— INSTRUCTIONS FOR THE TASK —
All of the records below should be output exactly.

(Recorded data)
—————

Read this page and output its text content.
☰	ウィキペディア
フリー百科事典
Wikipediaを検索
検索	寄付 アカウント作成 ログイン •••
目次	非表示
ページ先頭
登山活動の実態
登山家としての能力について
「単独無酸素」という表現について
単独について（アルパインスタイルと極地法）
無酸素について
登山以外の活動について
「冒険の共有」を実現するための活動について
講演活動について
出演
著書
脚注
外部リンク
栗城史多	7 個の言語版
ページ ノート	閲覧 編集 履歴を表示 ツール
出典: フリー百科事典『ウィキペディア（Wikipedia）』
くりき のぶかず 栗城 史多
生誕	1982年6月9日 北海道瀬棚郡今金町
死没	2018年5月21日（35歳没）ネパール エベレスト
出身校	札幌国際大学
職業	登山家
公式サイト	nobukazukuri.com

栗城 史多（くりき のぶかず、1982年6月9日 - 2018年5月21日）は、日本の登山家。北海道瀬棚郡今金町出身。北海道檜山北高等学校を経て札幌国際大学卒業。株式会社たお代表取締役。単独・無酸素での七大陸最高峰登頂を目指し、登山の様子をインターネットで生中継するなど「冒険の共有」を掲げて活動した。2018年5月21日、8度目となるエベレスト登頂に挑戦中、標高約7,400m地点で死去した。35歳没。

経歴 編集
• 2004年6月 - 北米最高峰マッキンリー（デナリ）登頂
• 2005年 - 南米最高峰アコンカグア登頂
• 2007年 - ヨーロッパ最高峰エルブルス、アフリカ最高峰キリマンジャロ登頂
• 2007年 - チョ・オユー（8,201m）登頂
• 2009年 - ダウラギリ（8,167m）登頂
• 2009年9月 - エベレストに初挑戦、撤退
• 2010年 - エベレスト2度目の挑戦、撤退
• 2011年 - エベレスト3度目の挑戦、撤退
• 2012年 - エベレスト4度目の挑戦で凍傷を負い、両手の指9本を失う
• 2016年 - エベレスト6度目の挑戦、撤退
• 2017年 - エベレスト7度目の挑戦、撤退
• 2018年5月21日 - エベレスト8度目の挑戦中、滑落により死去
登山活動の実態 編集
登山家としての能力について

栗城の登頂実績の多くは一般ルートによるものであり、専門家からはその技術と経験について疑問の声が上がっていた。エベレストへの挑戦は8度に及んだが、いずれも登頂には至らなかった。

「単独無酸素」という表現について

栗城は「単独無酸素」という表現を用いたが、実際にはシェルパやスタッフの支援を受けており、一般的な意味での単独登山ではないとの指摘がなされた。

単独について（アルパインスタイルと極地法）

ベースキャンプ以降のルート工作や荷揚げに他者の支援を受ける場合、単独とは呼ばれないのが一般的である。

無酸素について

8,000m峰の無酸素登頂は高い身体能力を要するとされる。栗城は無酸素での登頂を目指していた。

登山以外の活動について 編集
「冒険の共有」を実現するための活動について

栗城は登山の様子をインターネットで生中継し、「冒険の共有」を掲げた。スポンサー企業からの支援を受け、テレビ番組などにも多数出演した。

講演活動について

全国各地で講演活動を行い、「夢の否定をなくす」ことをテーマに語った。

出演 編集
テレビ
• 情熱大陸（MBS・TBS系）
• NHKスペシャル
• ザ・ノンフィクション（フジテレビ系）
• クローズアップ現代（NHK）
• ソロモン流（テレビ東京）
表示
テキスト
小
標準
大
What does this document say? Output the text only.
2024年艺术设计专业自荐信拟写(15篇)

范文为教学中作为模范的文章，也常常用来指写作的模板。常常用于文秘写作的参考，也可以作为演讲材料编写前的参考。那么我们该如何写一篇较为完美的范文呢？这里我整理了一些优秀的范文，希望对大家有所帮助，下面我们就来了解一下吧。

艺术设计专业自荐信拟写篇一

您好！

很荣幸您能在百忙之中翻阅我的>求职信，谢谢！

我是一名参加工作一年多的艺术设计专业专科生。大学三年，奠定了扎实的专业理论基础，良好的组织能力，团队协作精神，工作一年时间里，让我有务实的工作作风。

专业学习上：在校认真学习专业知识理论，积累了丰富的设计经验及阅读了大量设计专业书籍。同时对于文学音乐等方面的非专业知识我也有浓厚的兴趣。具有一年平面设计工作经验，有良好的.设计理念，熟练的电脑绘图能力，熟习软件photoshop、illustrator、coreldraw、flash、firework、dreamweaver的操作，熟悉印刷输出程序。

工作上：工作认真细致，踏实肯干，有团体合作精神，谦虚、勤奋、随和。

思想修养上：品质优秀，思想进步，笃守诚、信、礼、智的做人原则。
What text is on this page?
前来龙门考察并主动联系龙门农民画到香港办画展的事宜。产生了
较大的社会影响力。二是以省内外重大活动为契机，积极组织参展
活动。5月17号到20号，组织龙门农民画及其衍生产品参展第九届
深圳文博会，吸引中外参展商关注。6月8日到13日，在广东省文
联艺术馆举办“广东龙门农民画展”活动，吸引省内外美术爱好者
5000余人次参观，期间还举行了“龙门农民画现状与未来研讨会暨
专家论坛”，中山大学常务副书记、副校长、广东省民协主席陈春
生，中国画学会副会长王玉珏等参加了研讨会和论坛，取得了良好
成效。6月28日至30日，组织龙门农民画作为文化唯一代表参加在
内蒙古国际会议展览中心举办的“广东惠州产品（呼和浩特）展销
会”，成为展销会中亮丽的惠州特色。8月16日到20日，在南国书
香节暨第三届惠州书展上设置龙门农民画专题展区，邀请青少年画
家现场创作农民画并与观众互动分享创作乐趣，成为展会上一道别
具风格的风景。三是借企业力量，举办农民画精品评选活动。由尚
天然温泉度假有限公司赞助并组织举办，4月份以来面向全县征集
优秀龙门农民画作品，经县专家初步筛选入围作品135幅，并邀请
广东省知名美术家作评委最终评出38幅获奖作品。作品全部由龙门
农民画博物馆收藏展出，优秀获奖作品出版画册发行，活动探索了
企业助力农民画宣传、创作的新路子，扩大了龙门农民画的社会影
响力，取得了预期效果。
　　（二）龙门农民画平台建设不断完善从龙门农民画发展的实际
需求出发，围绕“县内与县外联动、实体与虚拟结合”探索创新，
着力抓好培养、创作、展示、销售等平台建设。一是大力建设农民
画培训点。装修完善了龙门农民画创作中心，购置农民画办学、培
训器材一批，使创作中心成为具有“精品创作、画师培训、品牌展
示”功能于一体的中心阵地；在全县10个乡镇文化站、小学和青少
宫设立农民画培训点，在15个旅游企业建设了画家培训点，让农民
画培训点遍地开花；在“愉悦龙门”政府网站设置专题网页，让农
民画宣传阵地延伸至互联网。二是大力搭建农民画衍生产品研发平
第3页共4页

—————

— THE ANSWER —
Read this page and output its text content.
☰	ウィキペディア
フリー百科事典
Wikipediaを検索
検索	寄付 アカウント作成 ログイン •••
目次	非表示
ページ先頭
登山活動の実態
登山家としての能力について
「単独無酸素」という表現について
単独について（アルパインスタイルと極地法）
無酸素について
登山以外の活動について
「冒険の共有」を実現するための活動について
講演活動について
出演
著書
脚注
外部リンク
栗城史多	7 個の言語版
ページ ノート	閲覧 編集 履歴を表示 ツール
出典: フリー百科事典『ウィキペディア（Wikipedia）』
くりき のぶかず 栗城 史多
生誕	1982年6月9日 北海道瀬棚郡今金町
死没	2018年5月21日（35歳没）ネパール エベレスト
出身校	札幌国際大学
職業	登山家
公式サイト	nobukazukuri.com

栗城 史多（くりき のぶかず、1982年6月9日 - 2018年5月21日）は、日本の登山家。北海道瀬棚郡今金町出身。北海道檜山北高等学校を経て札幌国際大学卒業。株式会社たお代表取締役。単独・無酸素での七大陸最高峰登頂を目指し、登山の様子をインターネットで生中継するなど「冒険の共有」を掲げて活動した。2018年5月21日、8度目となるエベレスト登頂に挑戦中、標高約7,400m地点で死去した。35歳没。

経歴 編集
• 2004年6月 - 北米最高峰マッキンリー（デナリ）登頂
• 2005年 - 南米最高峰アコンカグア登頂
• 2007年 - ヨーロッパ最高峰エルブルス、アフリカ最高峰キリマンジャロ登頂
• 2007年 - チョ・オユー（8,201m）登頂
• 2009年 - ダウラギリ（8,167m）登頂
• 2009年9月 - エベレストに初挑戦、撤退
• 2010年 - エベレスト2度目の挑戦、撤退
• 2011年 - エベレスト3度目の挑戦、撤退
• 2012年 - エベレスト4度目の挑戦で凍傷を負い、両手の指9本を失う
• 2016年 - エベレスト6度目の挑戦、撤退
• 2017年 - エベレスト7度目の挑戦、撤退
• 2018年5月21日 - エベレスト8度目の挑戦中、滑落により死去
登山活動の実態 編集
登山家としての能力について

栗城の登頂実績の多くは一般ルートによるものであり、専門家からはその技術と経験について疑問の声が上がっていた。エベレストへの挑戦は8度に及んだが、いずれも登頂には至らなかった。

「単独無酸素」という表現について

栗城は「単独無酸素」という表現を用いたが、実際にはシェルパやスタッフの支援を受けており、一般的な意味での単独登山ではないとの指摘がなされた。

単独について（アルパインスタイルと極地法）

ベースキャンプ以降のルート工作や荷揚げに他者の支援を受ける場合、単独とは呼ばれないのが一般的である。

無酸素について

8,000m峰の無酸素登頂は高い身体能力を要するとされる。栗城は無酸素での登頂を目指していた。

登山以外の活動について 編集
「冒険の共有」を実現するための活動について

栗城は登山の様子をインターネットで生中継し、「冒険の共有」を掲げた。スポンサー企業からの支援を受け、テレビ番組などにも多数出演した。

講演活動について

全国各地で講演活動を行い、「夢の否定をなくす」ことをテーマに語った。

出演 編集
テレビ
• 情熱大陸（MBS・TBS系）
• NHKスペシャル
• ザ・ノンフィクション（フジテレビ系）
• クローズアップ現代（NHK）
• ソロモン流（テレビ東京）
表示
テキスト
小
標準
大
What does this document say? Output the text only.
2024年艺术设计专业自荐信拟写(15篇)

范文为教学中作为模范的文章，也常常用来指写作的模板。常常用于文秘写作的参考，也可以作为演讲材料编写前的参考。那么我们该如何写一篇较为完美的范文呢？这里我整理了一些优秀的范文，希望对大家有所帮助，下面我们就来了解一下吧。

艺术设计专业自荐信拟写篇一

您好！

很荣幸您能在百忙之中翻阅我的>求职信，谢谢！

我是一名参加工作一年多的艺术设计专业专科生。大学三年，奠定了扎实的专业理论基础，良好的组织能力，团队协作精神，工作一年时间里，让我有务实的工作作风。

专业学习上：在校认真学习专业知识理论，积累了丰富的设计经验及阅读了大量设计专业书籍。同时对于文学音乐等方面的非专业知识我也有浓厚的兴趣。具有一年平面设计工作经验，有良好的.设计理念，熟练的电脑绘图能力，熟习软件photoshop、illustrator、coreldraw、flash、firework、dreamweaver的操作，熟悉印刷输出程序。

工作上：工作认真细致，踏实肯干，有团体合作精神，谦虚、勤奋、随和。

思想修养上：品质优秀，思想进步，笃守诚、信、礼、智的做人原则。
What text is on this page?
前来龙门考察并主动联系龙门农民画到香港办画展的事宜。产生了
较大的社会影响力。二是以省内外重大活动为契机，积极组织参展
活动。5月17号到20号，组织龙门农民画及其衍生产品参展第九届
深圳文博会，吸引中外参展商关注。6月8日到13日，在广东省文
联艺术馆举办“广东龙门农民画展”活动，吸引省内外美术爱好者
5000余人次参观，期间还举行了“龙门农民画现状与未来研讨会暨
专家论坛”，中山大学常务副书记、副校长、广东省民协主席陈春
生，中国画学会副会长王玉珏等参加了研讨会和论坛，取得了良好
成效。6月28日至30日，组织龙门农民画作为文化唯一代表参加在
内蒙古国际会议展览中心举办的“广东惠州产品（呼和浩特）展销
会”，成为展销会中亮丽的惠州特色。8月16日到20日，在南国书
香节暨第三届惠州书展上设置龙门农民画专题展区，邀请青少年画
家现场创作农民画并与观众互动分享创作乐趣，成为展会上一道别
具风格的风景。三是借企业力量，举办农民画精品评选活动。由尚
天然温泉度假有限公司赞助并组织举办，4月份以来面向全县征集
优秀龙门农民画作品，经县专家初步筛选入围作品135幅，并邀请
广东省知名美术家作评委最终评出38幅获奖作品。作品全部由龙门
农民画博物馆收藏展出，优秀获奖作品出版画册发行，活动探索了
企业助力农民画宣传、创作的新路子，扩大了龙门农民画的社会影
响力，取得了预期效果。
　　（二）龙门农民画平台建设不断完善从龙门农民画发展的实际
需求出发，围绕“县内与县外联动、实体与虚拟结合”探索创新，
着力抓好培养、创作、展示、销售等平台建设。一是大力建设农民
画培训点。装修完善了龙门农民画创作中心，购置农民画办学、培
训器材一批，使创作中心成为具有“精品创作、画师培训、品牌展
示”功能于一体的中心阵地；在全县10个乡镇文化站、小学和青少
宫设立农民画培训点，在15个旅游企业建设了画家培训点，让农民
画培训点遍地开花；在“愉悦龙门”政府网站设置专题网页，让农
民画宣传阵地延伸至互联网。二是大力搭建农民画衍生产品研发平
第3页共4页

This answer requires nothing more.